Select every line holding the word "glucide" and copy it.

══ THE RECORDS

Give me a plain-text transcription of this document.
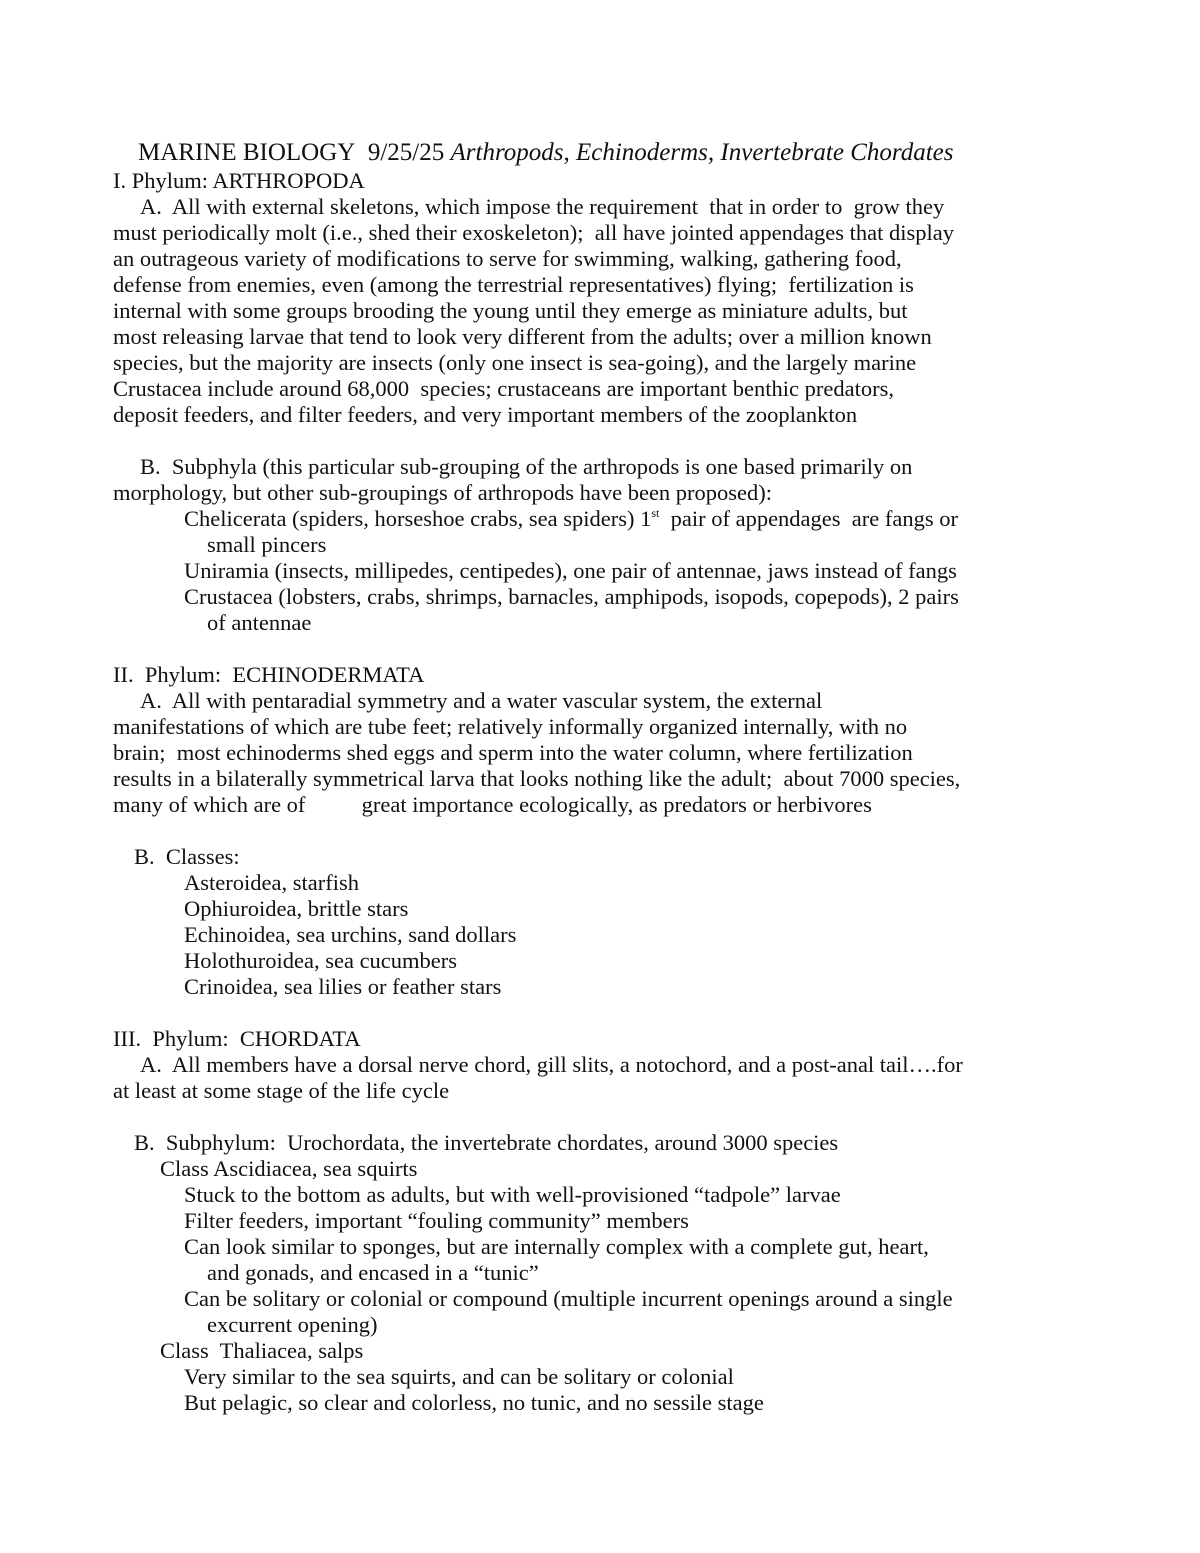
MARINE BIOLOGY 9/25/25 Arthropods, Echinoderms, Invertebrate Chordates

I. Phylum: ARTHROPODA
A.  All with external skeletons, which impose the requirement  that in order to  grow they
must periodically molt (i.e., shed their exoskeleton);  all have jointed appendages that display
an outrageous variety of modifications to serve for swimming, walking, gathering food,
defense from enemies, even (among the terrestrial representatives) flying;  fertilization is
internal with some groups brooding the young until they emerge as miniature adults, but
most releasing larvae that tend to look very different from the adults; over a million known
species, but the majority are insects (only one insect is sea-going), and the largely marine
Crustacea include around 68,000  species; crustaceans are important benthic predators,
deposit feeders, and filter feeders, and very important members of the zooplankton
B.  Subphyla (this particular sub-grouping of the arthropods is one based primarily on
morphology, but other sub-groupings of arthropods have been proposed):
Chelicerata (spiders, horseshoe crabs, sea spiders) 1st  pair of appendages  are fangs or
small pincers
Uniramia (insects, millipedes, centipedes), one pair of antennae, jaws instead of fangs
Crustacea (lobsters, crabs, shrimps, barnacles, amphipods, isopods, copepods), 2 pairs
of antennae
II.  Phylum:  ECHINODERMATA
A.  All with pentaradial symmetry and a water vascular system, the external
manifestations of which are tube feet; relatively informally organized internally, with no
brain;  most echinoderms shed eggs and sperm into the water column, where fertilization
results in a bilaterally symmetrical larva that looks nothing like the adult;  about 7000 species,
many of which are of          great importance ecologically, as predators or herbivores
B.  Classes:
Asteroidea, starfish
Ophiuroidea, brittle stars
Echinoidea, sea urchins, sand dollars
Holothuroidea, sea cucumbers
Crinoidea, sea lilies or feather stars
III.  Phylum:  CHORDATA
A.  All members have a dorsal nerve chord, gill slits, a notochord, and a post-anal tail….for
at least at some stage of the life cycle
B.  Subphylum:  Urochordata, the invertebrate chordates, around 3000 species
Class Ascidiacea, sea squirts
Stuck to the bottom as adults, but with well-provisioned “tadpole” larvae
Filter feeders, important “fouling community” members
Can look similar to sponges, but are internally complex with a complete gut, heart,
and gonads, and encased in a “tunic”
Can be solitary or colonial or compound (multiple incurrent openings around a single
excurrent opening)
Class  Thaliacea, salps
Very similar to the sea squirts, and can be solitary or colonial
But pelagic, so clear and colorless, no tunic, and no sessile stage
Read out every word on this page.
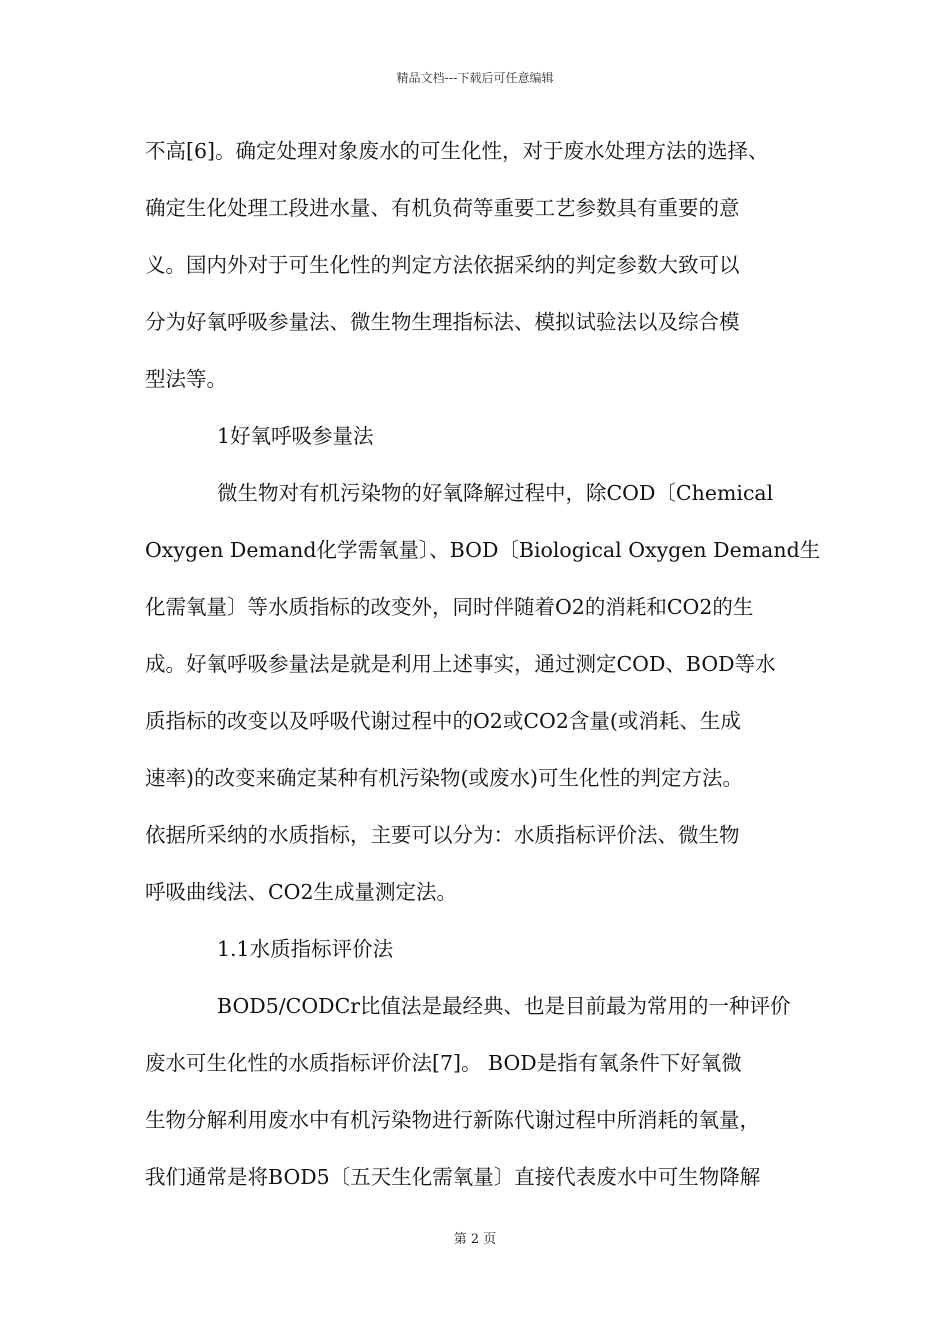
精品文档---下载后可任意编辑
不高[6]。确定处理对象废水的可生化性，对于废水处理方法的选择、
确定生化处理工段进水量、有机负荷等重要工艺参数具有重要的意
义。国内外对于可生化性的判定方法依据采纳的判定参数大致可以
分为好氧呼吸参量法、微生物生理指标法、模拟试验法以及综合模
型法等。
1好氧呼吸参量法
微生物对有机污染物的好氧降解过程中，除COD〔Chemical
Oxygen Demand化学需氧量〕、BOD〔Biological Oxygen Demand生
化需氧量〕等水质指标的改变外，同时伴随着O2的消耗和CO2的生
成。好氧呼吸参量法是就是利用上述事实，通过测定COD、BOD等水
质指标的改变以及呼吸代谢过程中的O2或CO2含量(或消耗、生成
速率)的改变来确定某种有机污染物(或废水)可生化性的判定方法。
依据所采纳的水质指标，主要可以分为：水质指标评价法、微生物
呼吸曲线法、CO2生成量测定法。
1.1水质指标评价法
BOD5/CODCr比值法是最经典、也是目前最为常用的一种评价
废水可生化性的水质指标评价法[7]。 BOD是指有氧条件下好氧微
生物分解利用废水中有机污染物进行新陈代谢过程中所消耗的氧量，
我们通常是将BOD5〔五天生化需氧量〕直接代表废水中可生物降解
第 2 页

════
══ THE RECORDS

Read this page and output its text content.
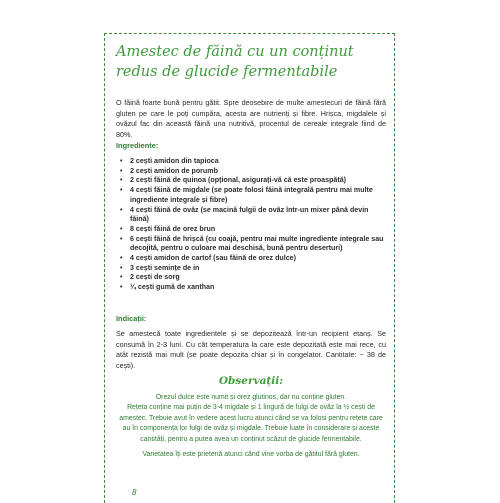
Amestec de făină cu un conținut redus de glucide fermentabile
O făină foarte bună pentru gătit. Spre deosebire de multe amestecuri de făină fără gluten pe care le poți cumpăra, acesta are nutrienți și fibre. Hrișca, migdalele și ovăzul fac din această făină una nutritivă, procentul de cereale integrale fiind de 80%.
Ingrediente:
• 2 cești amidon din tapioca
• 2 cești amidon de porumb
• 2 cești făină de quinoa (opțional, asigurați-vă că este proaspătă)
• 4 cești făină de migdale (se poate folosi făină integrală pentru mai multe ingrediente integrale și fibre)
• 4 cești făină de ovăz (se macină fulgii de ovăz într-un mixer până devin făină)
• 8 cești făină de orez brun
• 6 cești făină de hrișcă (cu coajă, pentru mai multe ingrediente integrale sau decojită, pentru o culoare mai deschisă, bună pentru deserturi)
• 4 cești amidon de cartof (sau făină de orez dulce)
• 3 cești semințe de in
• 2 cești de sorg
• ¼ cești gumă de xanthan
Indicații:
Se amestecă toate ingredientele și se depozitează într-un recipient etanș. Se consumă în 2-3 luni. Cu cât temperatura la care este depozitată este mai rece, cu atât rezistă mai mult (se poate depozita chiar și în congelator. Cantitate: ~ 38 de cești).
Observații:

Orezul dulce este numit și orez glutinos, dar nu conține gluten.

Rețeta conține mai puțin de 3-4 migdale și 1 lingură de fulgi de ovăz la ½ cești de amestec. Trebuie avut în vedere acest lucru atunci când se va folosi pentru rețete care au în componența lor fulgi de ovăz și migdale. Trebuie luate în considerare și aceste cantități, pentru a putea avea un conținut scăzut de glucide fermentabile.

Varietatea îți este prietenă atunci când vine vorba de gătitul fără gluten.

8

════

## EXERCISE OUTPUT
Amestec de făină cu un conținut redus de glucide fermentabile
Rețeta conține mai puțin de 3-4 migdale și 1 lingură de fulgi de ovăz la ½ cești de amestec. Trebuie avut în vedere acest lucru atunci când se va folosi pentru rețete care au în componența lor fulgi de ovăz și migdale. Trebuie luate în considerare și aceste cantități, pentru a putea avea un conținut scăzut de glucide fermentabile.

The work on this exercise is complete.